* Excerpt from a dataset *
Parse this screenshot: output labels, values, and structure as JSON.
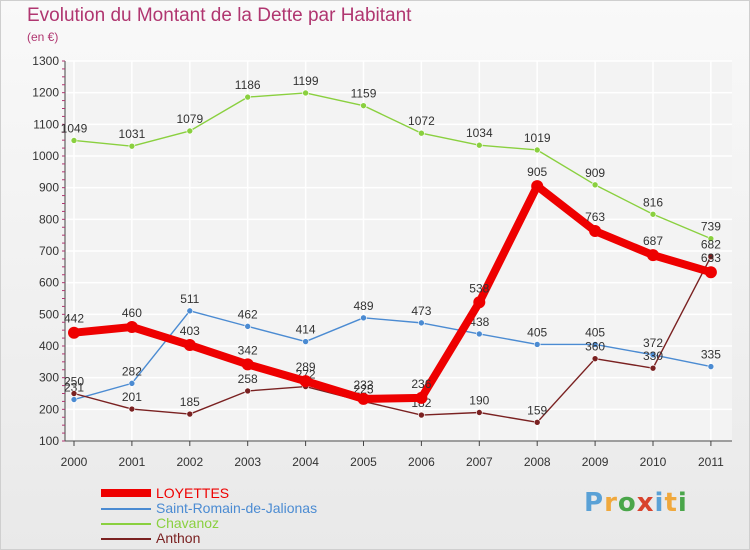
{
  "title": "Evolution du Montant de la Dette par Habitant",
  "subtitle": "(en €)",
  "logo": {
    "text": "Proxiti",
    "letter_colors": [
      "#5aa1d6",
      "#f0a83c",
      "#4aa64a",
      "#d8432d",
      "#5aa1d6",
      "#f0a83c",
      "#4aa64a"
    ]
  },
  "colors": {
    "background": "#f3f3f3",
    "grid": "#ffffff",
    "axis_text": "#333333",
    "title": "#b03670"
  },
  "chart_data": {
    "type": "line",
    "title": "Evolution du Montant de la Dette par Habitant",
    "subtitle": "(en €)",
    "xlabel": "",
    "ylabel": "",
    "x": [
      "2000",
      "2001",
      "2002",
      "2003",
      "2004",
      "2005",
      "2006",
      "2007",
      "2008",
      "2009",
      "2010",
      "2011"
    ],
    "yticks": [
      100,
      200,
      300,
      400,
      500,
      600,
      700,
      800,
      900,
      1000,
      1100,
      1200,
      1300
    ],
    "ylim": [
      100,
      1300
    ],
    "grid": true,
    "legend_position": "bottom-left",
    "series": [
      {
        "name": "LOYETTES",
        "color": "#ee0000",
        "width": 8,
        "values": [
          442,
          460,
          403,
          342,
          289,
          233,
          236,
          538,
          905,
          763,
          687,
          633
        ]
      },
      {
        "name": "Saint-Romain-de-Jalionas",
        "color": "#4b8bd2",
        "width": 1.4,
        "values": [
          231,
          282,
          511,
          462,
          414,
          489,
          473,
          438,
          405,
          405,
          372,
          335
        ]
      },
      {
        "name": "Chavanoz",
        "color": "#8ad03f",
        "width": 1.4,
        "values": [
          1049,
          1031,
          1079,
          1186,
          1199,
          1159,
          1072,
          1034,
          1019,
          909,
          816,
          739
        ]
      },
      {
        "name": "Anthon",
        "color": "#7a2121",
        "width": 1.4,
        "values": [
          250,
          201,
          185,
          258,
          272,
          225,
          182,
          190,
          159,
          360,
          330,
          682
        ]
      }
    ]
  }
}
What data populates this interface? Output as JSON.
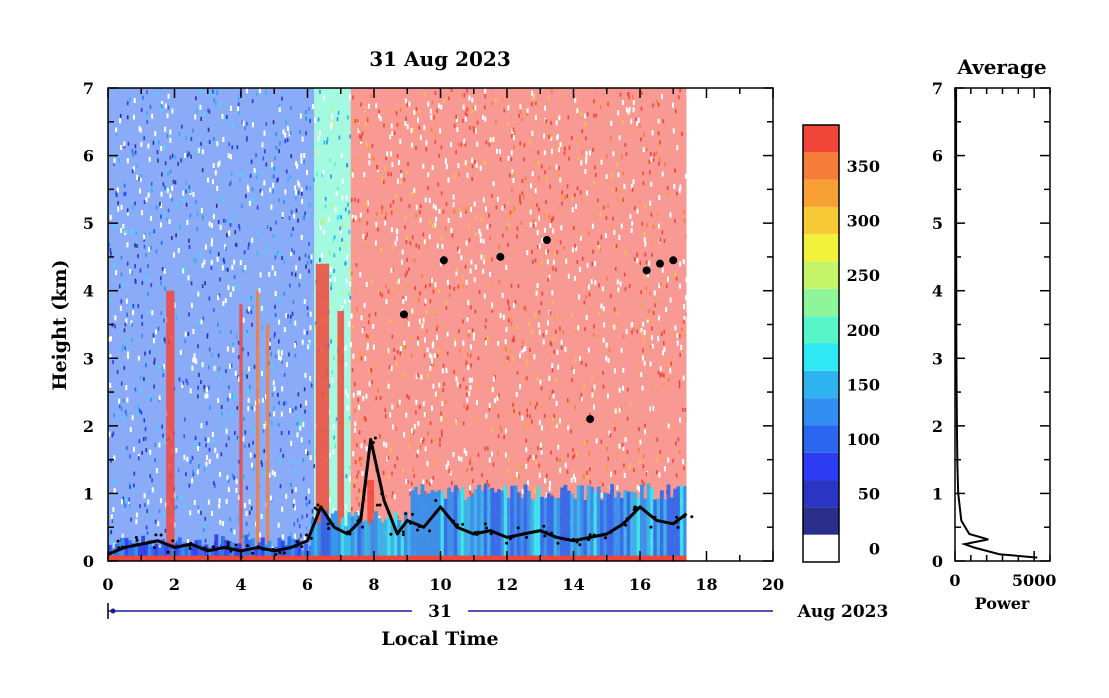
{
  "chart_data": [
    {
      "type": "heatmap",
      "title": "31 Aug 2023",
      "xlabel": "Local Time",
      "ylabel": "Height (km)",
      "xlim": [
        0,
        20
      ],
      "ylim": [
        0,
        7
      ],
      "x_ticks": [
        "0",
        "2",
        "4",
        "6",
        "8",
        "10",
        "12",
        "14",
        "16",
        "18",
        "20"
      ],
      "y_ticks": [
        "0",
        "1",
        "2",
        "3",
        "4",
        "5",
        "6",
        "7"
      ],
      "date_axis": {
        "day_label": "31",
        "month_label": "Aug 2023"
      },
      "data_end_hour": 17.4,
      "colorbar": {
        "levels": [
          0,
          25,
          50,
          75,
          100,
          125,
          150,
          175,
          200,
          225,
          250,
          275,
          300,
          325,
          350,
          375
        ],
        "tick_labels": [
          "0",
          "50",
          "100",
          "150",
          "200",
          "250",
          "300",
          "350"
        ],
        "colors": [
          "#2b2f8c",
          "#2a35c4",
          "#2b3cf2",
          "#2a66f0",
          "#2f8ef0",
          "#2fb3f0",
          "#2ee8f4",
          "#57f5c8",
          "#8ff59a",
          "#c4f46a",
          "#f2f23c",
          "#f7c935",
          "#f7a033",
          "#f57d38",
          "#f2453a"
        ]
      },
      "regime": [
        {
          "from": 0,
          "to": 6.2,
          "level": 90
        },
        {
          "from": 6.2,
          "to": 7.3,
          "level": 175
        },
        {
          "from": 7.3,
          "to": 17.4,
          "level": 360
        }
      ],
      "columns": [
        {
          "from": 1.75,
          "to": 2.0,
          "top": 4.0,
          "level": 360
        },
        {
          "from": 3.95,
          "to": 4.05,
          "top": 3.8,
          "level": 360
        },
        {
          "from": 4.45,
          "to": 4.55,
          "top": 4.0,
          "level": 330
        },
        {
          "from": 4.75,
          "to": 4.85,
          "top": 3.5,
          "level": 330
        },
        {
          "from": 6.25,
          "to": 6.65,
          "top": 4.4,
          "level": 360
        },
        {
          "from": 6.9,
          "to": 7.1,
          "top": 3.7,
          "level": 360
        },
        {
          "from": 7.8,
          "to": 8.0,
          "top": 1.2,
          "level": 360
        }
      ],
      "black_trace": [
        [
          0,
          0.1
        ],
        [
          0.5,
          0.2
        ],
        [
          1.0,
          0.25
        ],
        [
          1.5,
          0.3
        ],
        [
          2.0,
          0.2
        ],
        [
          2.5,
          0.25
        ],
        [
          3.0,
          0.15
        ],
        [
          3.5,
          0.2
        ],
        [
          4.0,
          0.15
        ],
        [
          4.5,
          0.2
        ],
        [
          5.0,
          0.15
        ],
        [
          5.5,
          0.2
        ],
        [
          6.0,
          0.3
        ],
        [
          6.4,
          0.8
        ],
        [
          6.8,
          0.5
        ],
        [
          7.2,
          0.4
        ],
        [
          7.6,
          0.6
        ],
        [
          7.9,
          1.8
        ],
        [
          8.3,
          0.9
        ],
        [
          8.7,
          0.4
        ],
        [
          9.0,
          0.6
        ],
        [
          9.5,
          0.5
        ],
        [
          10.0,
          0.8
        ],
        [
          10.5,
          0.5
        ],
        [
          11.0,
          0.4
        ],
        [
          11.5,
          0.45
        ],
        [
          12.0,
          0.35
        ],
        [
          12.5,
          0.4
        ],
        [
          13.0,
          0.45
        ],
        [
          13.5,
          0.35
        ],
        [
          14.0,
          0.3
        ],
        [
          14.5,
          0.35
        ],
        [
          15.0,
          0.4
        ],
        [
          15.5,
          0.55
        ],
        [
          16.0,
          0.8
        ],
        [
          16.5,
          0.6
        ],
        [
          17.0,
          0.55
        ],
        [
          17.4,
          0.7
        ]
      ],
      "black_blobs": [
        [
          8.9,
          3.65
        ],
        [
          10.1,
          4.45
        ],
        [
          11.8,
          4.5
        ],
        [
          13.2,
          4.75
        ],
        [
          14.5,
          2.1
        ],
        [
          16.2,
          4.3
        ],
        [
          16.6,
          4.4
        ],
        [
          17.0,
          4.45
        ]
      ]
    },
    {
      "type": "line",
      "title": "Average",
      "xlabel": "Power",
      "ylabel": "",
      "xlim": [
        0,
        6000
      ],
      "ylim": [
        0,
        7
      ],
      "x_ticks": [
        "0",
        "5000"
      ],
      "y_ticks": [
        "0",
        "1",
        "2",
        "3",
        "4",
        "5",
        "6",
        "7"
      ],
      "series": [
        {
          "x": [
            5200,
            2800,
            1200,
            600,
            2100,
            900,
            400,
            200,
            150,
            120,
            100,
            90,
            80,
            80,
            75,
            70,
            70,
            70
          ],
          "y": [
            0.05,
            0.1,
            0.2,
            0.25,
            0.32,
            0.4,
            0.6,
            1.0,
            1.4,
            2.0,
            2.5,
            3.0,
            3.6,
            4.0,
            4.5,
            5.5,
            6.5,
            7.0
          ]
        }
      ]
    }
  ]
}
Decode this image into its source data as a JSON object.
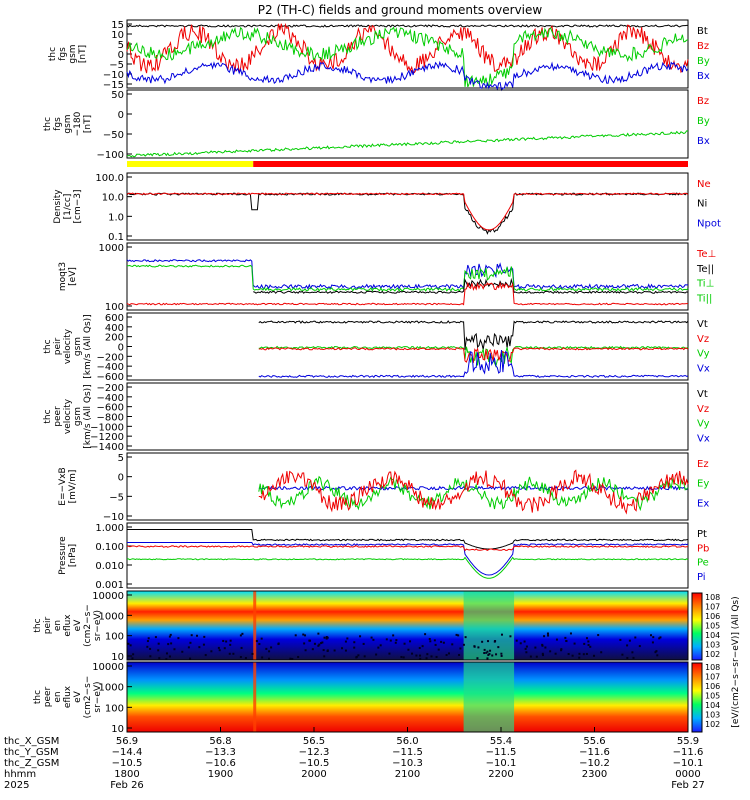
{
  "chart_data": {
    "type": "line",
    "title": "P2 (TH-C) fields and ground moments overview",
    "x_tick_labels": {
      "thc_X_GSM": [
        "56.9",
        "56.8",
        "56.5",
        "56.0",
        "55.4",
        "55.6",
        "55.9"
      ],
      "thc_Y_GSM": [
        "−14.4",
        "−13.3",
        "−12.3",
        "−11.5",
        "−11.5",
        "−11.6",
        "−11.6"
      ],
      "thc_Z_GSM": [
        "−10.5",
        "−10.6",
        "−10.5",
        "−10.3",
        "−10.1",
        "−10.2",
        "−10.1"
      ],
      "hhmm": [
        "1800",
        "1900",
        "2000",
        "2100",
        "2200",
        "2300",
        "0000"
      ]
    },
    "x_row_labels": [
      "thc_X_GSM",
      "thc_Y_GSM",
      "thc_Z_GSM",
      "hhmm",
      "2025"
    ],
    "x_dates": {
      "start": "Feb 26",
      "end": "Feb 27"
    },
    "panels": [
      {
        "id": "fgs",
        "ylabel": [
          "thc",
          "fgs",
          "gsm",
          "[nT]"
        ],
        "yticks": [
          "15",
          "10",
          "5",
          "0",
          "−5",
          "−10",
          "−15"
        ],
        "legend": [
          {
            "name": "Bt",
            "color": "#000000"
          },
          {
            "name": "Bz",
            "color": "#ee0000"
          },
          {
            "name": "By",
            "color": "#00cc00"
          },
          {
            "name": "Bx",
            "color": "#0000dd"
          }
        ]
      },
      {
        "id": "fgs_dsl",
        "ylabel": [
          "thc",
          "fgs",
          "gsm",
          "−180",
          "[nT]"
        ],
        "yticks": [
          "50",
          "0",
          "−50",
          "−100"
        ],
        "legend": [
          {
            "name": "Bz",
            "color": "#ee0000"
          },
          {
            "name": "By",
            "color": "#00cc00"
          },
          {
            "name": "Bx",
            "color": "#0000dd"
          }
        ]
      },
      {
        "id": "density",
        "ylabel": [
          "Density",
          "[1/cc]",
          "[cm−3]"
        ],
        "yticks": [
          "100.0",
          "10.0",
          "1.0",
          "0.1"
        ],
        "legend": [
          {
            "name": "Ne",
            "color": "#ee0000"
          },
          {
            "name": "Ni",
            "color": "#000000"
          },
          {
            "name": "Npot",
            "color": "#0000dd"
          }
        ]
      },
      {
        "id": "temp",
        "ylabel": [
          "moqt3",
          "[eV]"
        ],
        "yticks": [
          "1000",
          "100"
        ],
        "legend": [
          {
            "name": "Te⊥",
            "color": "#ee0000"
          },
          {
            "name": "Te||",
            "color": "#000000"
          },
          {
            "name": "Ti⊥",
            "color": "#00cc00"
          },
          {
            "name": "Ti||",
            "color": "#00cc00"
          }
        ]
      },
      {
        "id": "vel_i",
        "ylabel": [
          "thc",
          "peir",
          "velocity",
          "gsm",
          "[km/s (All Qs)]"
        ],
        "yticks": [
          "600",
          "400",
          "200",
          "0",
          "−200",
          "−400",
          "−600"
        ],
        "legend": [
          {
            "name": "Vt",
            "color": "#000000"
          },
          {
            "name": "Vz",
            "color": "#ee0000"
          },
          {
            "name": "Vy",
            "color": "#00cc00"
          },
          {
            "name": "Vx",
            "color": "#0000dd"
          }
        ]
      },
      {
        "id": "vel_e",
        "ylabel": [
          "thc",
          "peer",
          "velocity",
          "gsm",
          "[km/s (All Qs)]"
        ],
        "yticks": [
          "−200",
          "−400",
          "−600",
          "−800",
          "−1000",
          "−1200",
          "−1400"
        ],
        "legend": [
          {
            "name": "Vt",
            "color": "#000000"
          },
          {
            "name": "Vz",
            "color": "#ee0000"
          },
          {
            "name": "Vy",
            "color": "#00cc00"
          },
          {
            "name": "Vx",
            "color": "#0000dd"
          }
        ]
      },
      {
        "id": "efield",
        "ylabel": [
          "E=−VxB",
          "[mV/m]"
        ],
        "yticks": [
          "5",
          "0",
          "−5",
          "−10"
        ],
        "legend": [
          {
            "name": "Ez",
            "color": "#ee0000"
          },
          {
            "name": "Ey",
            "color": "#00cc00"
          },
          {
            "name": "Ex",
            "color": "#0000dd"
          }
        ]
      },
      {
        "id": "pressure",
        "ylabel": [
          "Pressure",
          "[nPa]"
        ],
        "yticks": [
          "1.000",
          "0.100",
          "0.010",
          "0.001"
        ],
        "legend": [
          {
            "name": "Pt",
            "color": "#000000"
          },
          {
            "name": "Pb",
            "color": "#ee0000"
          },
          {
            "name": "Pe",
            "color": "#00cc00"
          },
          {
            "name": "Pi",
            "color": "#0000dd"
          }
        ]
      },
      {
        "id": "spec_i",
        "ylabel": [
          "thc",
          "peir",
          "en",
          "eflux",
          "eV",
          "(cm2−s−",
          "sr−eV)"
        ],
        "yticks": [
          "10000",
          "1000",
          "100",
          "10"
        ]
      },
      {
        "id": "spec_e",
        "ylabel": [
          "thc",
          "peer",
          "en",
          "eflux",
          "eV",
          "(cm2−s−",
          "sr−eV)"
        ],
        "yticks": [
          "10000",
          "1000",
          "100",
          "10"
        ]
      }
    ],
    "colorbar": {
      "label": "[eV/(cm2−s−sr−eV)] (All Qs)",
      "ticks_upper": [
        "10^8",
        "10^7",
        "10^6",
        "10^5",
        "10^4",
        "10^3",
        "10^2"
      ],
      "ticks_lower": [
        "10^8",
        "10^7",
        "10^6",
        "10^5",
        "10^4",
        "10^3",
        "10^2"
      ]
    },
    "mode_bar": {
      "segments": [
        {
          "from_hhmm": "1800",
          "to_hhmm": "1910",
          "color": "#ffff00"
        },
        {
          "from_hhmm": "1910",
          "to_hhmm": "0000",
          "color": "#ff0000"
        }
      ]
    }
  }
}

* SET EXERCISE *
Pull every line containing the word "Habitant" out of the material.

* SOLUTION FOR THIS EXERCISE *
  "title": "Evolution du Montant de la Dette par Habitant",
    "title": "Evolution du Montant de la Dette par Habitant",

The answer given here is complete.